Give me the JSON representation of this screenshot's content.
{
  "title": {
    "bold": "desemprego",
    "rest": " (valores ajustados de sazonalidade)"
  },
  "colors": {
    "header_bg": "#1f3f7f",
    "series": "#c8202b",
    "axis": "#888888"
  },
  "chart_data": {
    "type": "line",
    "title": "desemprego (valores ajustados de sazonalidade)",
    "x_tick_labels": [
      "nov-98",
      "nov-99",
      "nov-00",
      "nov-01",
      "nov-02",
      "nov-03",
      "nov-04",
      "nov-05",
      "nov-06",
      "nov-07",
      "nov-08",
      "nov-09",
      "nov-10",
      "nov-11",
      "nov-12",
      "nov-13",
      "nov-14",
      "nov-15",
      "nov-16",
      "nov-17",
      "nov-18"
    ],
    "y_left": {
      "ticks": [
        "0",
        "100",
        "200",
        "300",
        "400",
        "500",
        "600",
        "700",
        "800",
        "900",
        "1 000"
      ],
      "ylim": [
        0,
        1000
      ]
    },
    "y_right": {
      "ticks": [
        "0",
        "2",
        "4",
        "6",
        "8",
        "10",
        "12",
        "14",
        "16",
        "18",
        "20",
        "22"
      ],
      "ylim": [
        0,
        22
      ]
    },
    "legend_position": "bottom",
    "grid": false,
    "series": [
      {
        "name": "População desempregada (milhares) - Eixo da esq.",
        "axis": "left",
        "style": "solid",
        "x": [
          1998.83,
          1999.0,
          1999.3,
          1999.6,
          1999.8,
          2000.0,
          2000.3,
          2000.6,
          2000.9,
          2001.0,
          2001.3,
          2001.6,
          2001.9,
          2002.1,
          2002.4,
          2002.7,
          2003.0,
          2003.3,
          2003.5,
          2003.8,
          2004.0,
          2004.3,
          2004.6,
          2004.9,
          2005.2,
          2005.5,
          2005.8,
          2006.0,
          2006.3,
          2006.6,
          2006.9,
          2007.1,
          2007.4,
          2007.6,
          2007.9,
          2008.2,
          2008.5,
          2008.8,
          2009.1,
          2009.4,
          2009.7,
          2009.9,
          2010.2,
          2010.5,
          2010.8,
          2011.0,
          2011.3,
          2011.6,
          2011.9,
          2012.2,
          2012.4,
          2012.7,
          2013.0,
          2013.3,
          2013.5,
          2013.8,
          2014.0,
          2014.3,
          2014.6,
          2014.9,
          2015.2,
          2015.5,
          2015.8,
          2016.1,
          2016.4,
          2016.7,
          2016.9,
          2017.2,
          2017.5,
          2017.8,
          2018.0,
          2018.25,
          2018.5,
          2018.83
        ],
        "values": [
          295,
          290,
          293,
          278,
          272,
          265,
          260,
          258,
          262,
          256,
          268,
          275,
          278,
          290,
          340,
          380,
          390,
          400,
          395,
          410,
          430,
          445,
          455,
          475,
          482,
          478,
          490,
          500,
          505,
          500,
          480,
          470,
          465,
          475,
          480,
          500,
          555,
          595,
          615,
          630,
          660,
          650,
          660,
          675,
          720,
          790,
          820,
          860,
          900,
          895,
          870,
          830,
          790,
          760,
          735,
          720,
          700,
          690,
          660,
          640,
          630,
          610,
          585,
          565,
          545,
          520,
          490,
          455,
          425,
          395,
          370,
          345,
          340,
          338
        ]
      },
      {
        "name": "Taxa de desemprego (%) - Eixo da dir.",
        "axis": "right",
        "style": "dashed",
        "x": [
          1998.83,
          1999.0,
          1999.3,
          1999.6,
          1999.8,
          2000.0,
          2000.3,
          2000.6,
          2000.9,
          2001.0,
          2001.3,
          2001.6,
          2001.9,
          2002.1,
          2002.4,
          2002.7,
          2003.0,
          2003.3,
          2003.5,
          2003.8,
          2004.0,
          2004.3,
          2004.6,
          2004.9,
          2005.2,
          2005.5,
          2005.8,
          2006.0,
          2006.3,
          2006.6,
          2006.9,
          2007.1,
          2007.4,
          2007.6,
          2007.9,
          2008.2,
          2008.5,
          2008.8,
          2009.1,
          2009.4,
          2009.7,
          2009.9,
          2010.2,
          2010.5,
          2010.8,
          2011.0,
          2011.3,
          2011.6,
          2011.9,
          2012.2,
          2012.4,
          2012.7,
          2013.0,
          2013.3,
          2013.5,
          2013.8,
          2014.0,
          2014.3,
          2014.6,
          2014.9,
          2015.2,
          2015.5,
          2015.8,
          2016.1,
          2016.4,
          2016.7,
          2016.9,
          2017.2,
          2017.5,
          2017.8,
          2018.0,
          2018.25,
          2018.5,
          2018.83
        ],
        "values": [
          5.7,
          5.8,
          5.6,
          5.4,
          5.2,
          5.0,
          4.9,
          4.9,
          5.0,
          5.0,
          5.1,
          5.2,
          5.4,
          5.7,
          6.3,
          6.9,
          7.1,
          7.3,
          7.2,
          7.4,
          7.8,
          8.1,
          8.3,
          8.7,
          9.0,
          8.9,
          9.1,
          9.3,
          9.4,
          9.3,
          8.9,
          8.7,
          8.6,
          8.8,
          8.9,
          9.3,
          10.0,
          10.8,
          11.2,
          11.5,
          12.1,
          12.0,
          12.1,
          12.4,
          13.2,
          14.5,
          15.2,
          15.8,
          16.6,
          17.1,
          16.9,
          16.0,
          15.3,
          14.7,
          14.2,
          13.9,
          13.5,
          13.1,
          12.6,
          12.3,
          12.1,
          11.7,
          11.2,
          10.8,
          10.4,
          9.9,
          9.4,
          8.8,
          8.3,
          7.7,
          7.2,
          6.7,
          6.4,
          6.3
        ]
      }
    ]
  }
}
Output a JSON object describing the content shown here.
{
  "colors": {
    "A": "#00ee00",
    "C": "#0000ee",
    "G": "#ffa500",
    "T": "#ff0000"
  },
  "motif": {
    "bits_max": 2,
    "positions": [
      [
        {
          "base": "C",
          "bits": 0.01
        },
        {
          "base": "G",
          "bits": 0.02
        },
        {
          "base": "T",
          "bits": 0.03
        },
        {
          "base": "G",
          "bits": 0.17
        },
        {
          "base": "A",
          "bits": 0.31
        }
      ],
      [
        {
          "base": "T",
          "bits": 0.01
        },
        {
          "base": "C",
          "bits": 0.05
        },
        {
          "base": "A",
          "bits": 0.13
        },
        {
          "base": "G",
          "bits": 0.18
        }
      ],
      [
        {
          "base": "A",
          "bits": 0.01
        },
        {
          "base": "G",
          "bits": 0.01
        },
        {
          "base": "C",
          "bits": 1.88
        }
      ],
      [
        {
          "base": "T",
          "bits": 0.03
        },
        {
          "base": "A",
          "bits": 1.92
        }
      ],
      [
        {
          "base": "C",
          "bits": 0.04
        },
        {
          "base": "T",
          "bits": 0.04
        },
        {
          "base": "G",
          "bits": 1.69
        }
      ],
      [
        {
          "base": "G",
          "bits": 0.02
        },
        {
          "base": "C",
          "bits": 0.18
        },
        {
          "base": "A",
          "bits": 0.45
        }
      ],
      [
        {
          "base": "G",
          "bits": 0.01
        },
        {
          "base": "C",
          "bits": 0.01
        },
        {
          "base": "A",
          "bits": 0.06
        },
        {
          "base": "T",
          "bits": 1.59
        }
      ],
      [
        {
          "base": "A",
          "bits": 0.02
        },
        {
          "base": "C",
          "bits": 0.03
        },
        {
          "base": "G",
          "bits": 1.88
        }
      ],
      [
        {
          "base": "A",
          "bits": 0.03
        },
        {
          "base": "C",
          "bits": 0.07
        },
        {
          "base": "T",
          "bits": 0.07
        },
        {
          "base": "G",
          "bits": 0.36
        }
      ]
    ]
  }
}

→ **Exercise details**
Each line in the listing above either holds the string "JSON" or does not; state how many do, giving the number only.

→ **Written answer**
2